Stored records
- - -

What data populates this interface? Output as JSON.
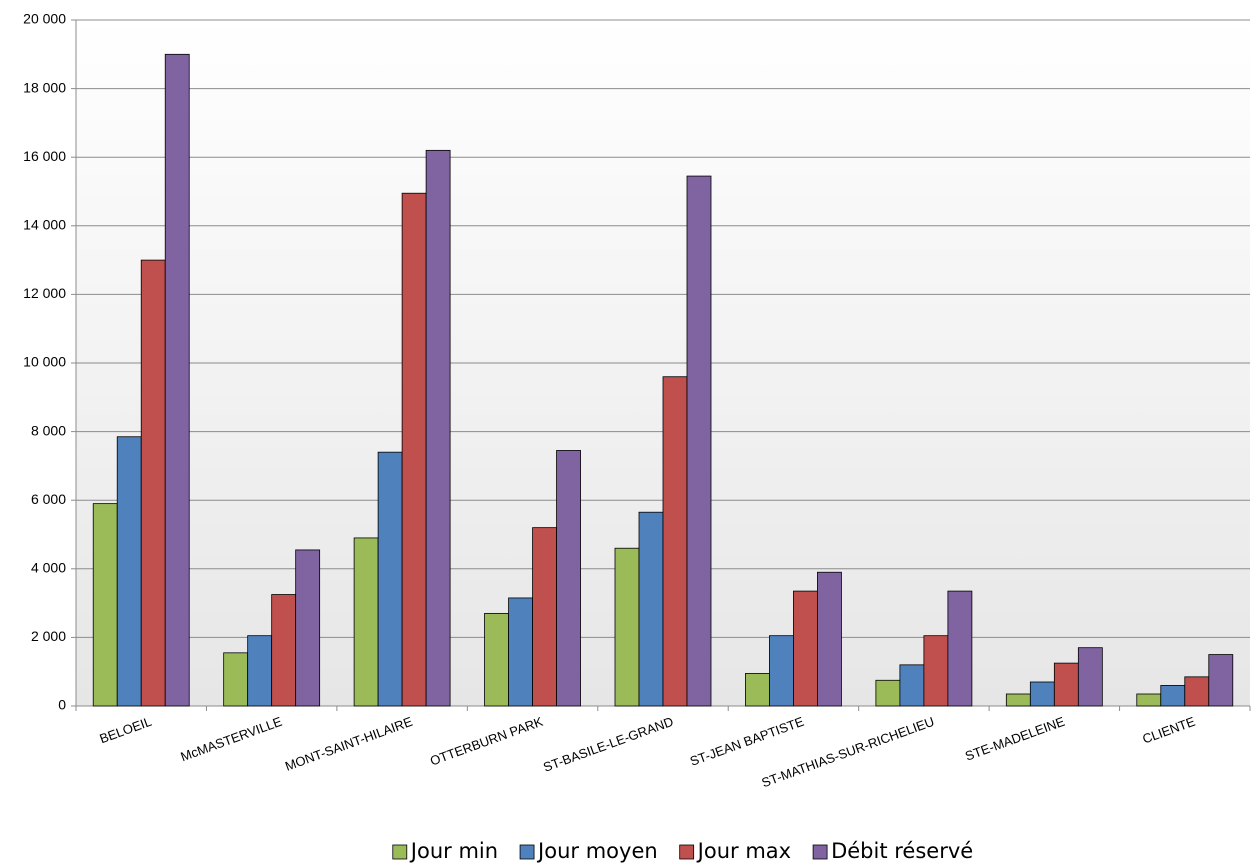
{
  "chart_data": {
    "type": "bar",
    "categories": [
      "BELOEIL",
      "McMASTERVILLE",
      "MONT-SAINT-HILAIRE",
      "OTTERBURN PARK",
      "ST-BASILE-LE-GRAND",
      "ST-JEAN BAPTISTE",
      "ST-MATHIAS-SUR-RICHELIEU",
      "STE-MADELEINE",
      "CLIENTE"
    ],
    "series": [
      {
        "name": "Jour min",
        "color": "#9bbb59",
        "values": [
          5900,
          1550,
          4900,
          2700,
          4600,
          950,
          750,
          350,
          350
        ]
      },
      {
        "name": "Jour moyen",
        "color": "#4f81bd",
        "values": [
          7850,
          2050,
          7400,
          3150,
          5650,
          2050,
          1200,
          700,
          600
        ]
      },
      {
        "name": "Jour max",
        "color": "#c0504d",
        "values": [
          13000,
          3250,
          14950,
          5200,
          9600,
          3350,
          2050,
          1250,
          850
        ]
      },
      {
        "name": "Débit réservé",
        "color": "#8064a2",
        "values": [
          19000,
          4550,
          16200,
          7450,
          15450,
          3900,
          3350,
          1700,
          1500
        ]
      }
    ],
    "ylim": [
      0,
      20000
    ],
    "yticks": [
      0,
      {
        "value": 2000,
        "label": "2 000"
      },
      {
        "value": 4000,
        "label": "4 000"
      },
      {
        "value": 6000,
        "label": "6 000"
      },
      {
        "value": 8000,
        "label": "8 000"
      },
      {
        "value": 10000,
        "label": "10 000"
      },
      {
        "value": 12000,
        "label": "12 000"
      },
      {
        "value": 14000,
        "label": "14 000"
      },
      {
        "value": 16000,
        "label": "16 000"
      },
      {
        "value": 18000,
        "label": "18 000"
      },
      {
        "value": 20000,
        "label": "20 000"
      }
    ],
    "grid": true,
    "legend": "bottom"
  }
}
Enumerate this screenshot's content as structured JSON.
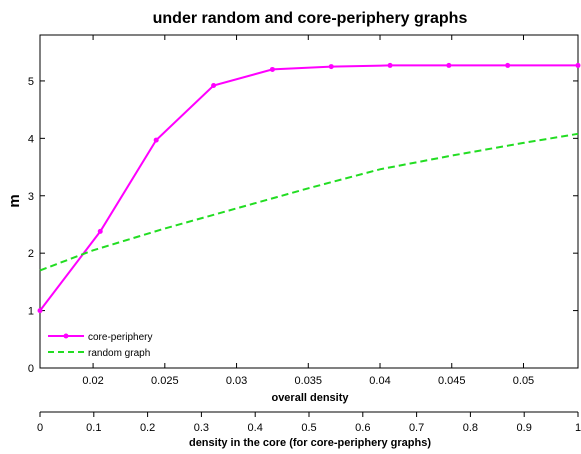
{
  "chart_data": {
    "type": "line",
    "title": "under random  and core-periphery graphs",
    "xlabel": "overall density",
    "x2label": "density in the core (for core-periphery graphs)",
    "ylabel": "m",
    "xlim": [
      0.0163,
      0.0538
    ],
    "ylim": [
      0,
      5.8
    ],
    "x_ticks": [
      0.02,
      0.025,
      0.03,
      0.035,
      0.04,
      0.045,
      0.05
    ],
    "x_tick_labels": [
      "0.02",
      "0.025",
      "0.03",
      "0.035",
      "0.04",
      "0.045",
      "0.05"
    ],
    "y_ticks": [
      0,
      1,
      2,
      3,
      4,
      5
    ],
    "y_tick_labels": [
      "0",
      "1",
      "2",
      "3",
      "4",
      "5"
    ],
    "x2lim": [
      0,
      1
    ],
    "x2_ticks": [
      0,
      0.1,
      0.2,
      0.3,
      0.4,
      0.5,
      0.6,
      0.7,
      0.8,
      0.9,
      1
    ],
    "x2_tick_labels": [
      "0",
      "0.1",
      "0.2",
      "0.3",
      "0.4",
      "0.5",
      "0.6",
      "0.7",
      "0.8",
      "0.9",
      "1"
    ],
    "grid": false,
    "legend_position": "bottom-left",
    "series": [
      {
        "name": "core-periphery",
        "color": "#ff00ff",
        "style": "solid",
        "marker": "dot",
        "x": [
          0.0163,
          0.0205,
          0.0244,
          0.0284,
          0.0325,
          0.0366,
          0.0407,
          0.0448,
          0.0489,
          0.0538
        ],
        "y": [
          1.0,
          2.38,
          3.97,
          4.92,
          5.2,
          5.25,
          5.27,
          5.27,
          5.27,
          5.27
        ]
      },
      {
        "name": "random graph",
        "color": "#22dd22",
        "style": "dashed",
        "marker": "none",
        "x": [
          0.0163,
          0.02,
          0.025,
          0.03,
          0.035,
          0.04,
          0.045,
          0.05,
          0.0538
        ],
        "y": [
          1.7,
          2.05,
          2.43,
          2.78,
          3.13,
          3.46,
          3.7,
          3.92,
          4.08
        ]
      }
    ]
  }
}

- - -

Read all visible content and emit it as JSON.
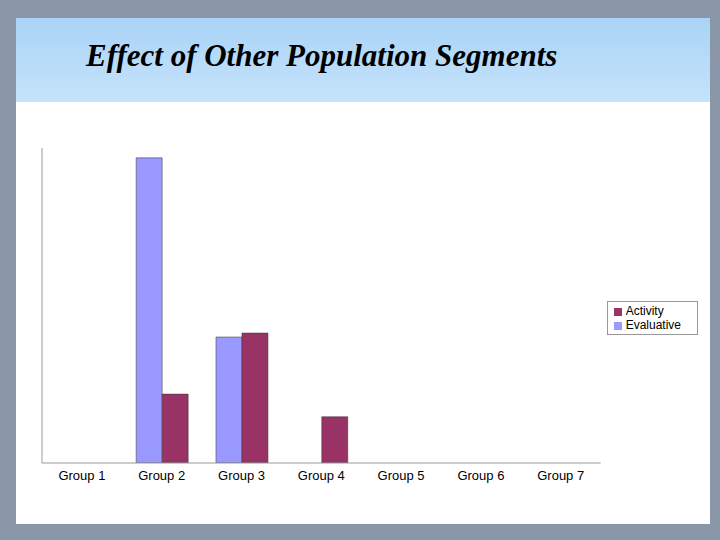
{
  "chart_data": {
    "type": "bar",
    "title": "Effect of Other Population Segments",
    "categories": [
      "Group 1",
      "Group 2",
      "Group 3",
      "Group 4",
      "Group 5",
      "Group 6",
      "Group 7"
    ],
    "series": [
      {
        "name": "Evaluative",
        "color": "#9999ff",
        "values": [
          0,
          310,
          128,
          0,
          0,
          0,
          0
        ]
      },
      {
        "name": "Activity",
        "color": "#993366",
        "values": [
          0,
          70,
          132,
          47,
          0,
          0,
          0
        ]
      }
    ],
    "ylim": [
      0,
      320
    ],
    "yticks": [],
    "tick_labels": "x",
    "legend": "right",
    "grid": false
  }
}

- - -

* EXERCISE: From the listing above, copy all lines holding the word "name".

* RESULT OF THIS TASK:
        "name": "Jour min",
        "name": "Jour moyen",
        "name": "Jour max",
        "name": "Débit réservé",
        "name": "core-periphery",
        "name": "random graph",
        "name": "Evaluative",
        "name": "Activity",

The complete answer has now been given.